Directions for this task: Copy whichever lines contain the string "name".

Provided data:
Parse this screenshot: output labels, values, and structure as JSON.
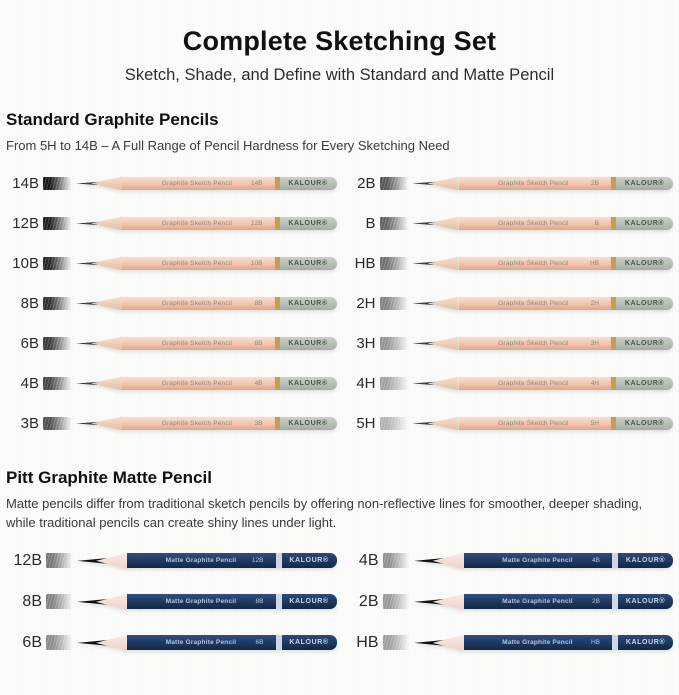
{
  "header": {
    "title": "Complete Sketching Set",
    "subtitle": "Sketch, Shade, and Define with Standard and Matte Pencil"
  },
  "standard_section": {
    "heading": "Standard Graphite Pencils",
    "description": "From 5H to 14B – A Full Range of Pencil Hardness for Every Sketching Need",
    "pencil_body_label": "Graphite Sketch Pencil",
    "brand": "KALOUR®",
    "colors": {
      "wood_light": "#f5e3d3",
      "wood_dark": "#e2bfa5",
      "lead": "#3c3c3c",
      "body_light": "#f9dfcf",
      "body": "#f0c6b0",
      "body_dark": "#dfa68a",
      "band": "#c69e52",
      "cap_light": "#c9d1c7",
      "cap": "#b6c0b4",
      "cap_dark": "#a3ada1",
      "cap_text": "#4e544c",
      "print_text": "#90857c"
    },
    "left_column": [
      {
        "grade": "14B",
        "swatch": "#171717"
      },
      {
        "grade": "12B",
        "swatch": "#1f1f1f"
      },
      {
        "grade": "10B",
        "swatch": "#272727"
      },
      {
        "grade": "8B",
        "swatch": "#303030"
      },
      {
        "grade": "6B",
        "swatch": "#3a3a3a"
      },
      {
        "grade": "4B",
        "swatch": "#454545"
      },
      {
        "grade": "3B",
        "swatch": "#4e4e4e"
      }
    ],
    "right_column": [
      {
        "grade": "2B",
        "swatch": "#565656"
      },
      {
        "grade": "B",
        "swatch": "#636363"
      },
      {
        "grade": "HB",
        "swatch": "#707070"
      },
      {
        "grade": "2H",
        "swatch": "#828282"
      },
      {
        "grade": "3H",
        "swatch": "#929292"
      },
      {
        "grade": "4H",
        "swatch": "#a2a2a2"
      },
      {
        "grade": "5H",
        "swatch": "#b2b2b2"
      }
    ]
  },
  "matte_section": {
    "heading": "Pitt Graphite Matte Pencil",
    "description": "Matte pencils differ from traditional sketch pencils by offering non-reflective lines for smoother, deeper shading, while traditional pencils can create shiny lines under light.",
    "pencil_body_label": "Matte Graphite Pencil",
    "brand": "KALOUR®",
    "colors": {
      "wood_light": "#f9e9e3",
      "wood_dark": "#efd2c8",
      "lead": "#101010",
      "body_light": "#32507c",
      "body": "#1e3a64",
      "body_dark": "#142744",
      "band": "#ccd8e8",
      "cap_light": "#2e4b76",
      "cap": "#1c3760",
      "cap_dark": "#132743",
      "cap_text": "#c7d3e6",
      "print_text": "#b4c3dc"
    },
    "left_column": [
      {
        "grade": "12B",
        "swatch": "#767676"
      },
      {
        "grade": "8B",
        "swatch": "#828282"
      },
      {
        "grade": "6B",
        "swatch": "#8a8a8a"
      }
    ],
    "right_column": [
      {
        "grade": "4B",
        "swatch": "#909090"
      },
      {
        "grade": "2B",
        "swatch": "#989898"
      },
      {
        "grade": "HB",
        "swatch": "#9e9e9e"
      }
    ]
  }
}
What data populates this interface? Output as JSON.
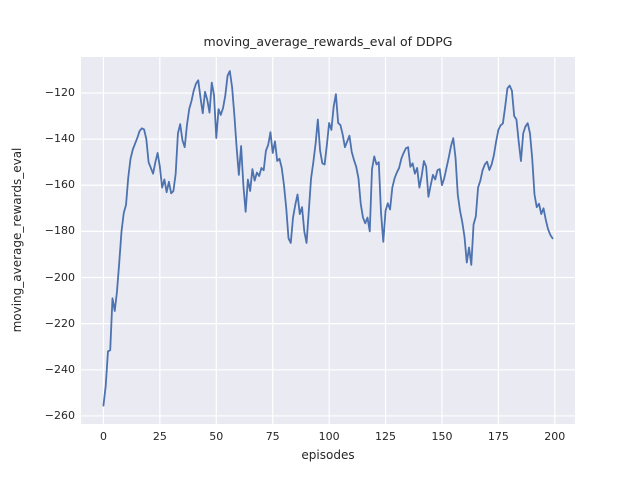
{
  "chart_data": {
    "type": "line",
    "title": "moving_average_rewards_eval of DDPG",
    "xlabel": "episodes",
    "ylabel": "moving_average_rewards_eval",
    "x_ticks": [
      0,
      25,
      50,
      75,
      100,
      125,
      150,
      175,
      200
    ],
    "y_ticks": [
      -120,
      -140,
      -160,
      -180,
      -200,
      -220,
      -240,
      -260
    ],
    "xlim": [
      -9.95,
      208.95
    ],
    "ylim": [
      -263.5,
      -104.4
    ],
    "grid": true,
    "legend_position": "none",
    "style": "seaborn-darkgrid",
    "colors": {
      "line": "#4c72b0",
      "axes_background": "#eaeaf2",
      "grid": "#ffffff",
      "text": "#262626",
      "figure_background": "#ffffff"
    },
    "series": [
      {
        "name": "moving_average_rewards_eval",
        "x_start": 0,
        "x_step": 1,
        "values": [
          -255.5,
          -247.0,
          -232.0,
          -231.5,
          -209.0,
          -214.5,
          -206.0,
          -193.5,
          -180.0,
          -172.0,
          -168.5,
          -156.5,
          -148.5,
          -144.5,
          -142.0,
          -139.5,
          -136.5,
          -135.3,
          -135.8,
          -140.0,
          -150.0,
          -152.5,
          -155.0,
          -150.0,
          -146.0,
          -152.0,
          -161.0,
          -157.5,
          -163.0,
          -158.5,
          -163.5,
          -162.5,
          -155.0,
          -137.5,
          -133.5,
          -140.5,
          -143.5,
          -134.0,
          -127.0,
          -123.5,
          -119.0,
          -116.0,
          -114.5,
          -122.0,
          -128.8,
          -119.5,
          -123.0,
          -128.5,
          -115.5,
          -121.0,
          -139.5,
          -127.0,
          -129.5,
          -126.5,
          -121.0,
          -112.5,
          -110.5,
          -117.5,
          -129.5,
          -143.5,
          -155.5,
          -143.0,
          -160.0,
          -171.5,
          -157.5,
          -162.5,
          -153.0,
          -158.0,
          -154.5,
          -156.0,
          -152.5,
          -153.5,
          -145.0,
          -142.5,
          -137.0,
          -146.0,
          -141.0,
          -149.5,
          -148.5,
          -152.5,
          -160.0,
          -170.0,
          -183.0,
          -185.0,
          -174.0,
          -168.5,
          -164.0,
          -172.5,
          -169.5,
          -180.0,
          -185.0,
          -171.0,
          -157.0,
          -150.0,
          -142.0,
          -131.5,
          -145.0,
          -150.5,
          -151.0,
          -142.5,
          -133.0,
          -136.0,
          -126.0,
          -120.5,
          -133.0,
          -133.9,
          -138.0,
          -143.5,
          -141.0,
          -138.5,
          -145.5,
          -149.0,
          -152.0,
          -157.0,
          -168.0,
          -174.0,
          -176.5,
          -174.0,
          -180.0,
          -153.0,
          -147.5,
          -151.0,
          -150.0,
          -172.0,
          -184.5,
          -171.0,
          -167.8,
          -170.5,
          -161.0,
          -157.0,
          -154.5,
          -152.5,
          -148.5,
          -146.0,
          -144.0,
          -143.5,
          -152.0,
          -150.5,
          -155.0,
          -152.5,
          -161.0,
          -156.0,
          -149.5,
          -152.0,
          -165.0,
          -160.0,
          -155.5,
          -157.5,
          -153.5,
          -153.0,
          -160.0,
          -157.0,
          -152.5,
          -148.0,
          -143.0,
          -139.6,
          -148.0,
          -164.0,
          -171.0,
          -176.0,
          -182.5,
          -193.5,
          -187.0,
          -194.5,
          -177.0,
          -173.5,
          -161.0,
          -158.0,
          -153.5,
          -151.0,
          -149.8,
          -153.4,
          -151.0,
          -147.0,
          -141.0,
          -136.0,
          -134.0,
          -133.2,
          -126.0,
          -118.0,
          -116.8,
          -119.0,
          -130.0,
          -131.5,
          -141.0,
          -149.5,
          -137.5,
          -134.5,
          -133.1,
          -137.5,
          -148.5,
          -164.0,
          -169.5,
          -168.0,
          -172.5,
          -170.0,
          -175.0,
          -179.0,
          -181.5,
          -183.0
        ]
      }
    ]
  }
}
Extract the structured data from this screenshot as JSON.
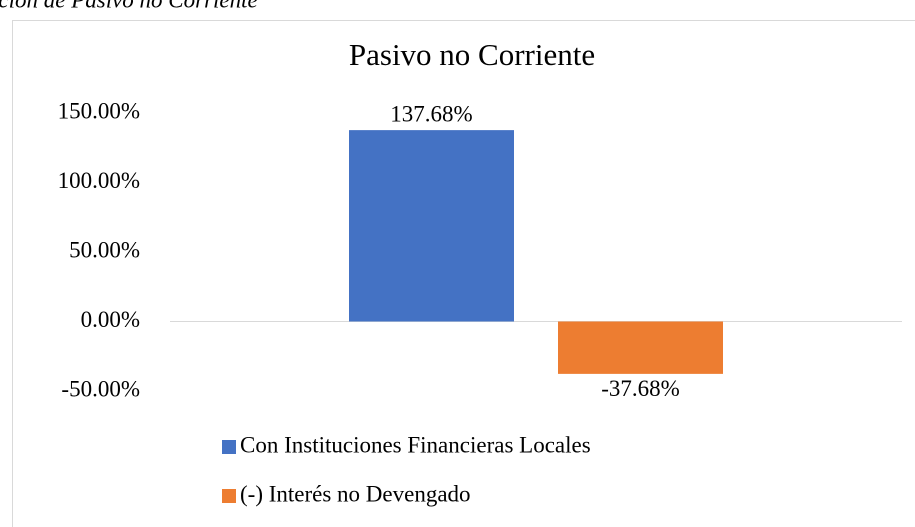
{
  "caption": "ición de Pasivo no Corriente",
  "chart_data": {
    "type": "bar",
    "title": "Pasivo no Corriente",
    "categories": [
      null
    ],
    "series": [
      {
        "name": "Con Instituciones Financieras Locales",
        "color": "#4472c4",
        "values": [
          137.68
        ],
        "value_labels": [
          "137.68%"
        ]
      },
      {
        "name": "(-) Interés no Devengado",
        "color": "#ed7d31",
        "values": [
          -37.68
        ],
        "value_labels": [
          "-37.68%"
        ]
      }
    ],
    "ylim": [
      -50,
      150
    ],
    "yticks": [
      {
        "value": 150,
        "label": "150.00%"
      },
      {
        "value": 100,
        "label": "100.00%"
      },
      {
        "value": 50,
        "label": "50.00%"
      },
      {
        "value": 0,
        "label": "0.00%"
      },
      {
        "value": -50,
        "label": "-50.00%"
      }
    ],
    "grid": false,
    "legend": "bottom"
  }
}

Solution to this exercise:
        "name": "moving_average_rewards_eval",
        "name": "Con Instituciones Financieras Locales",
        "name": "(-) Interés no Devengado",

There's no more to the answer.